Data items
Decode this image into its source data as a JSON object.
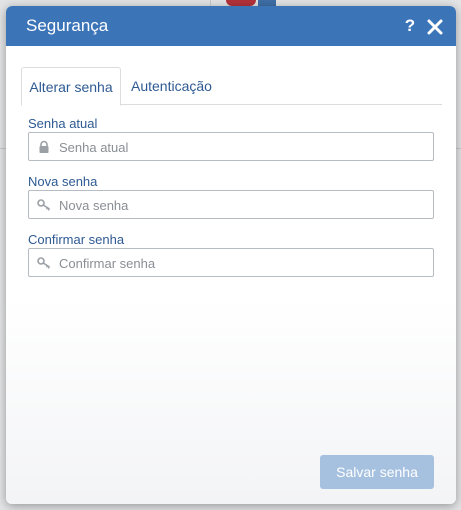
{
  "dialog": {
    "title": "Segurança",
    "header_color": "#3c74b8",
    "help_icon": "question-icon",
    "close_icon": "close-icon"
  },
  "tabs": [
    {
      "label": "Alterar senha",
      "active": true
    },
    {
      "label": "Autenticação",
      "active": false
    }
  ],
  "form": {
    "current_password": {
      "label": "Senha atual",
      "placeholder": "Senha atual",
      "icon": "lock-icon",
      "value": ""
    },
    "new_password": {
      "label": "Nova senha",
      "placeholder": "Nova senha",
      "icon": "key-icon",
      "value": ""
    },
    "confirm_password": {
      "label": "Confirmar senha",
      "placeholder": "Confirmar senha",
      "icon": "key-icon",
      "value": ""
    }
  },
  "actions": {
    "save_label": "Salvar senha",
    "save_color": "#a6c1df",
    "save_disabled": true
  }
}
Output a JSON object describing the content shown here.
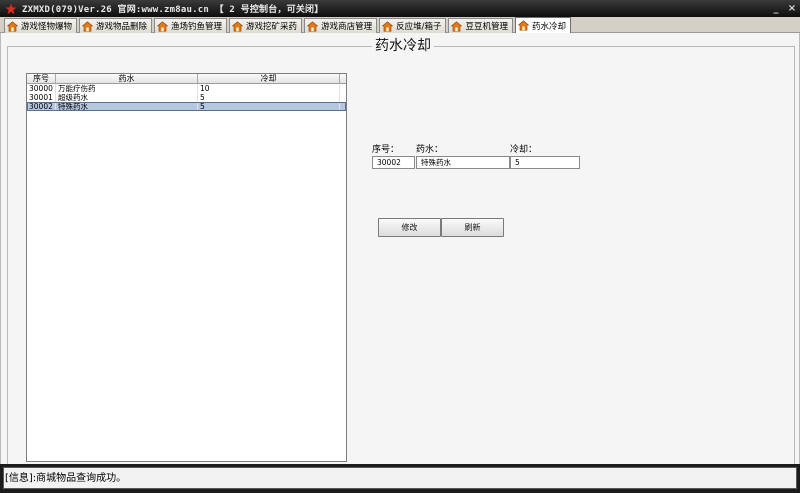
{
  "window": {
    "title": "ZXMXD(079)Ver.26 官网:www.zm8au.cn 【 2 号控制台，可关闭】",
    "minimize_glyph": "_",
    "close_glyph": "×"
  },
  "tabs": [
    {
      "label": "游戏怪物爆物",
      "icon": "house-icon"
    },
    {
      "label": "游戏物品删除",
      "icon": "house-icon"
    },
    {
      "label": "渔场钓鱼管理",
      "icon": "house-icon"
    },
    {
      "label": "游戏挖矿采药",
      "icon": "house-icon"
    },
    {
      "label": "游戏商店管理",
      "icon": "house-icon"
    },
    {
      "label": "反应堆/箱子",
      "icon": "house-icon"
    },
    {
      "label": "豆豆机管理",
      "icon": "house-icon"
    },
    {
      "label": "药水冷却",
      "icon": "house-icon",
      "active": true
    }
  ],
  "panel": {
    "title": "药水冷却"
  },
  "table": {
    "headers": [
      "序号",
      "药水",
      "冷却"
    ],
    "rows": [
      [
        "30000",
        "万能疗伤药",
        "10"
      ],
      [
        "30001",
        "超级药水",
        "5"
      ],
      [
        "30002",
        "特殊药水",
        "5"
      ]
    ],
    "selected_index": 2
  },
  "form": {
    "id_label": "序号：",
    "name_label": "药水：",
    "cooldown_label": "冷却：",
    "id_value": "30002",
    "name_value": "特殊药水",
    "cooldown_value": "5"
  },
  "buttons": {
    "modify": "修改",
    "refresh": "刷新"
  },
  "status": {
    "message": "[信息]:商城物品查询成功。"
  },
  "colors": {
    "icon_orange": "#e07a1a",
    "selection": "#b6c8e0",
    "titlebar": "#0d0d0d"
  }
}
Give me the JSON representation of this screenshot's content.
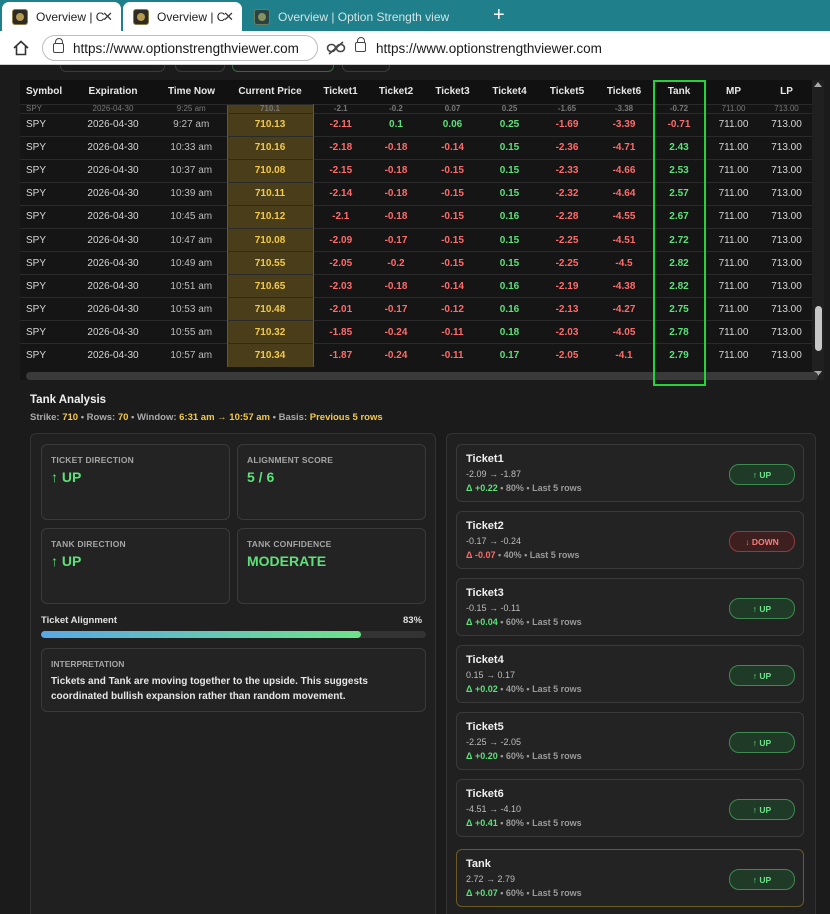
{
  "browser": {
    "tabs": [
      {
        "label": "Overview | C",
        "active": true
      },
      {
        "label": "Overview | C",
        "active": true
      },
      {
        "label": "Overview | Option Strength view",
        "active": false
      }
    ],
    "close_glyph": "✕",
    "newtab_glyph": "+",
    "url_left": "https://www.optionstrengthviewer.com",
    "url_right": "https://www.optionstrengthviewer.com"
  },
  "table": {
    "headers": [
      "Symbol",
      "Expiration",
      "Time Now",
      "Current Price",
      "Ticket1",
      "Ticket2",
      "Ticket3",
      "Ticket4",
      "Ticket5",
      "Ticket6",
      "Tank",
      "MP",
      "LP"
    ],
    "partial_row": [
      "SPY",
      "2026-04-30",
      "9:25 am",
      "710.1",
      "-2.1",
      "-0.2",
      "0.07",
      "0.25",
      "-1.65",
      "-3.38",
      "-0.72",
      "711.00",
      "713.00"
    ],
    "rows": [
      [
        "SPY",
        "2026-04-30",
        "9:27 am",
        "710.13",
        "-2.11",
        "0.1",
        "0.06",
        "0.25",
        "-1.69",
        "-3.39",
        "-0.71",
        "711.00",
        "713.00"
      ],
      [
        "SPY",
        "2026-04-30",
        "10:33 am",
        "710.16",
        "-2.18",
        "-0.18",
        "-0.14",
        "0.15",
        "-2.36",
        "-4.71",
        "2.43",
        "711.00",
        "713.00"
      ],
      [
        "SPY",
        "2026-04-30",
        "10:37 am",
        "710.08",
        "-2.15",
        "-0.18",
        "-0.15",
        "0.15",
        "-2.33",
        "-4.66",
        "2.53",
        "711.00",
        "713.00"
      ],
      [
        "SPY",
        "2026-04-30",
        "10:39 am",
        "710.11",
        "-2.14",
        "-0.18",
        "-0.15",
        "0.15",
        "-2.32",
        "-4.64",
        "2.57",
        "711.00",
        "713.00"
      ],
      [
        "SPY",
        "2026-04-30",
        "10:45 am",
        "710.12",
        "-2.1",
        "-0.18",
        "-0.15",
        "0.16",
        "-2.28",
        "-4.55",
        "2.67",
        "711.00",
        "713.00"
      ],
      [
        "SPY",
        "2026-04-30",
        "10:47 am",
        "710.08",
        "-2.09",
        "-0.17",
        "-0.15",
        "0.15",
        "-2.25",
        "-4.51",
        "2.72",
        "711.00",
        "713.00"
      ],
      [
        "SPY",
        "2026-04-30",
        "10:49 am",
        "710.55",
        "-2.05",
        "-0.2",
        "-0.15",
        "0.15",
        "-2.25",
        "-4.5",
        "2.82",
        "711.00",
        "713.00"
      ],
      [
        "SPY",
        "2026-04-30",
        "10:51 am",
        "710.65",
        "-2.03",
        "-0.18",
        "-0.14",
        "0.16",
        "-2.19",
        "-4.38",
        "2.82",
        "711.00",
        "713.00"
      ],
      [
        "SPY",
        "2026-04-30",
        "10:53 am",
        "710.48",
        "-2.01",
        "-0.17",
        "-0.12",
        "0.16",
        "-2.13",
        "-4.27",
        "2.75",
        "711.00",
        "713.00"
      ],
      [
        "SPY",
        "2026-04-30",
        "10:55 am",
        "710.32",
        "-1.85",
        "-0.24",
        "-0.11",
        "0.18",
        "-2.03",
        "-4.05",
        "2.78",
        "711.00",
        "713.00"
      ],
      [
        "SPY",
        "2026-04-30",
        "10:57 am",
        "710.34",
        "-1.87",
        "-0.24",
        "-0.11",
        "0.17",
        "-2.05",
        "-4.1",
        "2.79",
        "711.00",
        "713.00"
      ]
    ]
  },
  "analysis": {
    "title": "Tank Analysis",
    "sub_strike_label": "Strike: ",
    "sub_strike": "710",
    "sub_rows_label": " • Rows: ",
    "sub_rows": "70",
    "sub_window_label": " • Window: ",
    "sub_window": "6:31 am → 10:57 am",
    "sub_basis_label": " • Basis: ",
    "sub_basis": "Previous 5 rows",
    "ticket_direction_label": "TICKET DIRECTION",
    "ticket_direction": "↑ UP",
    "alignment_score_label": "ALIGNMENT SCORE",
    "alignment_score": "5 / 6",
    "tank_direction_label": "TANK DIRECTION",
    "tank_direction": "↑ UP",
    "tank_confidence_label": "TANK CONFIDENCE",
    "tank_confidence": "MODERATE",
    "ticket_alignment_label": "Ticket Alignment",
    "ticket_alignment_pct": "83%",
    "ticket_alignment_value": 0.83,
    "interpretation_label": "INTERPRETATION",
    "interpretation_text": "Tickets and Tank are moving together to the upside. This suggests coordinated bullish expansion rather than random movement."
  },
  "tickets": [
    {
      "name": "Ticket1",
      "range": "-2.09 → -1.87",
      "delta": "Δ +0.22",
      "tail": " • 80% • Last 5 rows",
      "dir": "up",
      "badge": "↑ UP"
    },
    {
      "name": "Ticket2",
      "range": "-0.17 → -0.24",
      "delta": "Δ -0.07",
      "tail": " • 40% • Last 5 rows",
      "dir": "down",
      "badge": "↓ DOWN"
    },
    {
      "name": "Ticket3",
      "range": "-0.15 → -0.11",
      "delta": "Δ +0.04",
      "tail": " • 60% • Last 5 rows",
      "dir": "up",
      "badge": "↑ UP"
    },
    {
      "name": "Ticket4",
      "range": "0.15 → 0.17",
      "delta": "Δ +0.02",
      "tail": " • 40% • Last 5 rows",
      "dir": "up",
      "badge": "↑ UP"
    },
    {
      "name": "Ticket5",
      "range": "-2.25 → -2.05",
      "delta": "Δ +0.20",
      "tail": " • 60% • Last 5 rows",
      "dir": "up",
      "badge": "↑ UP"
    },
    {
      "name": "Ticket6",
      "range": "-4.51 → -4.10",
      "delta": "Δ +0.41",
      "tail": " • 80% • Last 5 rows",
      "dir": "up",
      "badge": "↑ UP"
    },
    {
      "name": "Tank",
      "range": "2.72 → 2.79",
      "delta": "Δ +0.07",
      "tail": " • 60% • Last 5 rows",
      "dir": "up",
      "badge": "↑ UP"
    }
  ],
  "colors": {
    "accent_green": "#5ee07a",
    "accent_red": "#ff6b6b",
    "price_gold": "#f2c94c",
    "highlight_box": "#22d33a"
  }
}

GIVEN PROBLEM
Search the records for the word "optionstrengthviewer", then list every line that has it.

SOLUTION FOR THIS PROBLEM
    "url_left": "https://www.optionstrengthviewer.com",
    "url_right": "https://www.optionstrengthviewer.com"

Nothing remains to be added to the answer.